EXERCISE DETAILS: When you reach a picture, leave it out; output everything else in the records exactly.

INPUT:
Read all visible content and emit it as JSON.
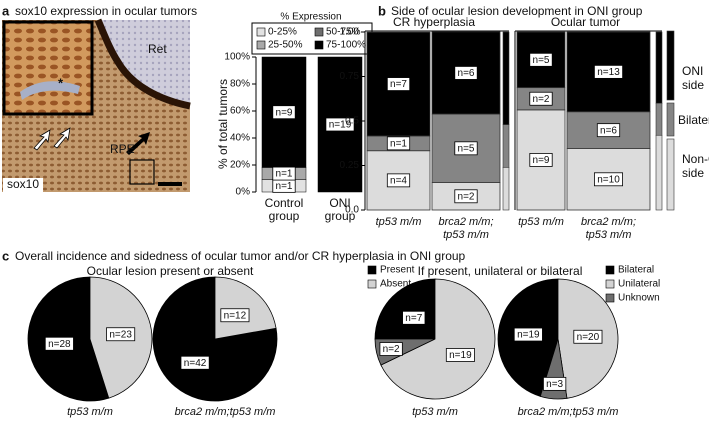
{
  "panels": [
    {
      "letter": "a",
      "title": "sox10 expression in ocular tumors"
    },
    {
      "letter": "b",
      "title": "Side of ocular lesion development in ONI group"
    },
    {
      "letter": "c",
      "title": "Overall incidence and sidedness of ocular tumor and/or CR hyperplasia in ONI group"
    }
  ],
  "image": {
    "labels": [
      "Ret",
      "RPE",
      "sox10",
      "*"
    ]
  },
  "side_legend": [
    [
      "ONI",
      "side"
    ],
    [
      "Bilateral"
    ],
    [
      "Non-ONI",
      "side"
    ]
  ],
  "chart_data": [
    {
      "type": "bar",
      "stacked": true,
      "legend_title": "% Expression",
      "categories": [
        [
          "Control",
          "group"
        ],
        [
          "ONI",
          "group"
        ]
      ],
      "ylabel": "% of total tumors",
      "ylim": [
        0,
        100
      ],
      "yticks": [
        {
          "value": 0,
          "label": "0%"
        },
        {
          "value": 20,
          "label": "20%"
        },
        {
          "value": 40,
          "label": "40%"
        },
        {
          "value": 60,
          "label": "60%"
        },
        {
          "value": 80,
          "label": "80%"
        },
        {
          "value": 100,
          "label": "100%"
        }
      ],
      "series": [
        {
          "name": "0-25%",
          "color": "#e2e2e2",
          "values": [
            9.1,
            0
          ],
          "segment_labels": [
            "n=1",
            null
          ]
        },
        {
          "name": "25-50%",
          "color": "#a9a9a9",
          "values": [
            9.1,
            0
          ],
          "segment_labels": [
            "n=1",
            null
          ]
        },
        {
          "name": "50-75%",
          "color": "#6e6e6e",
          "values": [
            0,
            0
          ],
          "segment_labels": [
            null,
            null
          ]
        },
        {
          "name": "75-100%",
          "color": "#000000",
          "values": [
            81.8,
            100
          ],
          "segment_labels": [
            "n=9",
            "n=19"
          ]
        }
      ]
    },
    {
      "type": "mosaic",
      "title": "CR hyperplasia",
      "categories": [
        [
          "tp53 m/m"
        ],
        [
          "brca2 m/m;",
          "tp53 m/m"
        ]
      ],
      "ylim": [
        0,
        1
      ],
      "yticks": [
        {
          "value": 0,
          "label": "0.0"
        },
        0.25,
        0.5,
        0.75,
        {
          "value": 1,
          "label": "1.00"
        }
      ],
      "series": [
        {
          "color": "#dcdcdc",
          "values": [
            0.333,
            0.154
          ],
          "segment_labels": [
            "n=4",
            "n=2"
          ],
          "margin_value": 0.24
        },
        {
          "color": "#858585",
          "values": [
            0.083,
            0.385
          ],
          "segment_labels": [
            "n=1",
            "n=5"
          ],
          "margin_value": 0.24
        },
        {
          "color": "#000000",
          "values": [
            0.583,
            0.462
          ],
          "segment_labels": [
            "n=7",
            "n=6"
          ],
          "margin_value": 0.52
        }
      ]
    },
    {
      "type": "mosaic",
      "title": "Ocular tumor",
      "categories": [
        [
          "tp53 m/m"
        ],
        [
          "brca2 m/m;",
          "tp53 m/m"
        ]
      ],
      "ylim": [
        0,
        1
      ],
      "series": [
        {
          "color": "#dcdcdc",
          "values": [
            0.5625,
            0.345
          ],
          "segment_labels": [
            "n=9",
            "n=10"
          ],
          "margin_value": 0.42
        },
        {
          "color": "#858585",
          "values": [
            0.125,
            0.207
          ],
          "segment_labels": [
            "n=2",
            "n=6"
          ],
          "margin_value": 0.18
        },
        {
          "color": "#000000",
          "values": [
            0.3125,
            0.448
          ],
          "segment_labels": [
            "n=5",
            "n=13"
          ],
          "margin_value": 0.4
        }
      ]
    },
    {
      "type": "pie",
      "title": "Ocular lesion present or absent",
      "series": [
        {
          "name": "Present",
          "color": "#000000"
        },
        {
          "name": "Absent",
          "color": "#d3d3d3"
        }
      ],
      "pies": [
        {
          "label": "tp53 m/m",
          "values": [
            28,
            23
          ],
          "value_labels": [
            "n=28",
            "n=23"
          ]
        },
        {
          "label": "brca2 m/m;tp53 m/m",
          "values": [
            42,
            12
          ],
          "value_labels": [
            "n=42",
            "n=12"
          ]
        }
      ]
    },
    {
      "type": "pie",
      "title": "If present, unilateral or bilateral",
      "series": [
        {
          "name": "Bilateral",
          "color": "#000000"
        },
        {
          "name": "Unilateral",
          "color": "#d3d3d3"
        },
        {
          "name": "Unknown",
          "color": "#6e6e6e"
        }
      ],
      "pies": [
        {
          "label": "tp53 m/m",
          "values": [
            7,
            19,
            2
          ],
          "value_labels": [
            "n=7",
            "n=19",
            "n=2"
          ]
        },
        {
          "label": "brca2 m/m;tp53 m/m",
          "values": [
            19,
            20,
            3
          ],
          "value_labels": [
            "n=19",
            "n=20",
            "n=3"
          ]
        }
      ]
    }
  ]
}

RESPONSE:
Read all visible content and emit it as JSON.
{
  "panels": [
    {
      "letter": "a",
      "title": "sox10 expression in ocular tumors"
    },
    {
      "letter": "b",
      "title": "Side of ocular lesion development in ONI group"
    },
    {
      "letter": "c",
      "title": "Overall incidence and sidedness of ocular tumor and/or CR hyperplasia in ONI group"
    }
  ],
  "image": {
    "labels": [
      "Ret",
      "RPE",
      "sox10",
      "*"
    ]
  },
  "side_legend": [
    [
      "ONI",
      "side"
    ],
    [
      "Bilateral"
    ],
    [
      "Non-ONI",
      "side"
    ]
  ],
  "chart_data": [
    {
      "type": "bar",
      "stacked": true,
      "legend_title": "% Expression",
      "categories": [
        [
          "Control",
          "group"
        ],
        [
          "ONI",
          "group"
        ]
      ],
      "ylabel": "% of total tumors",
      "ylim": [
        0,
        100
      ],
      "yticks": [
        {
          "value": 0,
          "label": "0%"
        },
        {
          "value": 20,
          "label": "20%"
        },
        {
          "value": 40,
          "label": "40%"
        },
        {
          "value": 60,
          "label": "60%"
        },
        {
          "value": 80,
          "label": "80%"
        },
        {
          "value": 100,
          "label": "100%"
        }
      ],
      "series": [
        {
          "name": "0-25%",
          "color": "#e2e2e2",
          "values": [
            9.1,
            0
          ],
          "segment_labels": [
            "n=1",
            null
          ]
        },
        {
          "name": "25-50%",
          "color": "#a9a9a9",
          "values": [
            9.1,
            0
          ],
          "segment_labels": [
            "n=1",
            null
          ]
        },
        {
          "name": "50-75%",
          "color": "#6e6e6e",
          "values": [
            0,
            0
          ],
          "segment_labels": [
            null,
            null
          ]
        },
        {
          "name": "75-100%",
          "color": "#000000",
          "values": [
            81.8,
            100
          ],
          "segment_labels": [
            "n=9",
            "n=19"
          ]
        }
      ]
    },
    {
      "type": "mosaic",
      "title": "CR hyperplasia",
      "categories": [
        [
          "tp53 m/m"
        ],
        [
          "brca2 m/m;",
          "tp53 m/m"
        ]
      ],
      "ylim": [
        0,
        1
      ],
      "yticks": [
        {
          "value": 0,
          "label": "0.0"
        },
        0.25,
        0.5,
        0.75,
        {
          "value": 1,
          "label": "1.00"
        }
      ],
      "series": [
        {
          "color": "#dcdcdc",
          "values": [
            0.333,
            0.154
          ],
          "segment_labels": [
            "n=4",
            "n=2"
          ],
          "margin_value": 0.24
        },
        {
          "color": "#858585",
          "values": [
            0.083,
            0.385
          ],
          "segment_labels": [
            "n=1",
            "n=5"
          ],
          "margin_value": 0.24
        },
        {
          "color": "#000000",
          "values": [
            0.583,
            0.462
          ],
          "segment_labels": [
            "n=7",
            "n=6"
          ],
          "margin_value": 0.52
        }
      ]
    },
    {
      "type": "mosaic",
      "title": "Ocular tumor",
      "categories": [
        [
          "tp53 m/m"
        ],
        [
          "brca2 m/m;",
          "tp53 m/m"
        ]
      ],
      "ylim": [
        0,
        1
      ],
      "series": [
        {
          "color": "#dcdcdc",
          "values": [
            0.5625,
            0.345
          ],
          "segment_labels": [
            "n=9",
            "n=10"
          ],
          "margin_value": 0.42
        },
        {
          "color": "#858585",
          "values": [
            0.125,
            0.207
          ],
          "segment_labels": [
            "n=2",
            "n=6"
          ],
          "margin_value": 0.18
        },
        {
          "color": "#000000",
          "values": [
            0.3125,
            0.448
          ],
          "segment_labels": [
            "n=5",
            "n=13"
          ],
          "margin_value": 0.4
        }
      ]
    },
    {
      "type": "pie",
      "title": "Ocular lesion present or absent",
      "series": [
        {
          "name": "Present",
          "color": "#000000"
        },
        {
          "name": "Absent",
          "color": "#d3d3d3"
        }
      ],
      "pies": [
        {
          "label": "tp53 m/m",
          "values": [
            28,
            23
          ],
          "value_labels": [
            "n=28",
            "n=23"
          ]
        },
        {
          "label": "brca2 m/m;tp53 m/m",
          "values": [
            42,
            12
          ],
          "value_labels": [
            "n=42",
            "n=12"
          ]
        }
      ]
    },
    {
      "type": "pie",
      "title": "If present, unilateral or bilateral",
      "series": [
        {
          "name": "Bilateral",
          "color": "#000000"
        },
        {
          "name": "Unilateral",
          "color": "#d3d3d3"
        },
        {
          "name": "Unknown",
          "color": "#6e6e6e"
        }
      ],
      "pies": [
        {
          "label": "tp53 m/m",
          "values": [
            7,
            19,
            2
          ],
          "value_labels": [
            "n=7",
            "n=19",
            "n=2"
          ]
        },
        {
          "label": "brca2 m/m;tp53 m/m",
          "values": [
            19,
            20,
            3
          ],
          "value_labels": [
            "n=19",
            "n=20",
            "n=3"
          ]
        }
      ]
    }
  ]
}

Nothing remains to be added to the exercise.